→ Stated task
Among the lines below, count those containing the word "love". Give the number only.

→ Data
=======

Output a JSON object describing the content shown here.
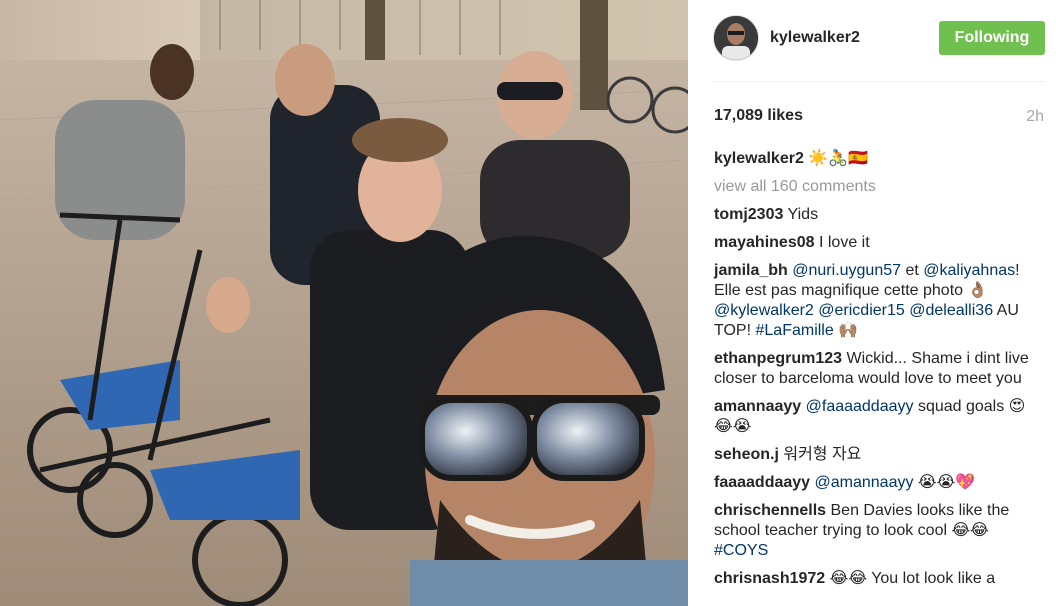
{
  "post": {
    "username": "kylewalker2",
    "follow_label": "Following",
    "likes": "17,089 likes",
    "time": "2h",
    "caption_emoji": "☀️🚴🇪🇸",
    "view_all": "view all 160 comments"
  },
  "comments": [
    {
      "user": "tomj2303",
      "text": "Yids"
    },
    {
      "user": "mayahines08",
      "text": "I love it"
    },
    {
      "user": "jamila_bh",
      "parts": [
        {
          "t": "m",
          "v": "@nuri.uygun57"
        },
        {
          "t": "t",
          "v": " et "
        },
        {
          "t": "m",
          "v": "@kaliyahnas"
        },
        {
          "t": "t",
          "v": "! Elle est pas magnifique cette photo 👌🏽 "
        },
        {
          "t": "m",
          "v": "@kylewalker2"
        },
        {
          "t": "t",
          "v": " "
        },
        {
          "t": "m",
          "v": "@ericdier15"
        },
        {
          "t": "t",
          "v": " "
        },
        {
          "t": "m",
          "v": "@delealli36"
        },
        {
          "t": "t",
          "v": " AU TOP! "
        },
        {
          "t": "m",
          "v": "#LaFamille"
        },
        {
          "t": "t",
          "v": " 🙌🏽"
        }
      ]
    },
    {
      "user": "ethanpegrum123",
      "text": "Wickid... Shame i dint live closer to barceloma would love to meet you"
    },
    {
      "user": "amannaayy",
      "parts": [
        {
          "t": "m",
          "v": "@faaaaddaayy"
        },
        {
          "t": "t",
          "v": " squad goals 😍😂😭"
        }
      ]
    },
    {
      "user": "seheon.j",
      "text": "워커형 자요"
    },
    {
      "user": "faaaaddaayy",
      "parts": [
        {
          "t": "m",
          "v": "@amannaayy"
        },
        {
          "t": "t",
          "v": " 😭😭💖"
        }
      ]
    },
    {
      "user": "chrischennells",
      "parts": [
        {
          "t": "t",
          "v": "Ben Davies looks like the school teacher trying to look cool 😂😂 "
        },
        {
          "t": "m",
          "v": "#COYS"
        }
      ]
    },
    {
      "user": "chrisnash1972",
      "text": "😂😂 You lot look like a"
    }
  ]
}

=======

→ Written response
2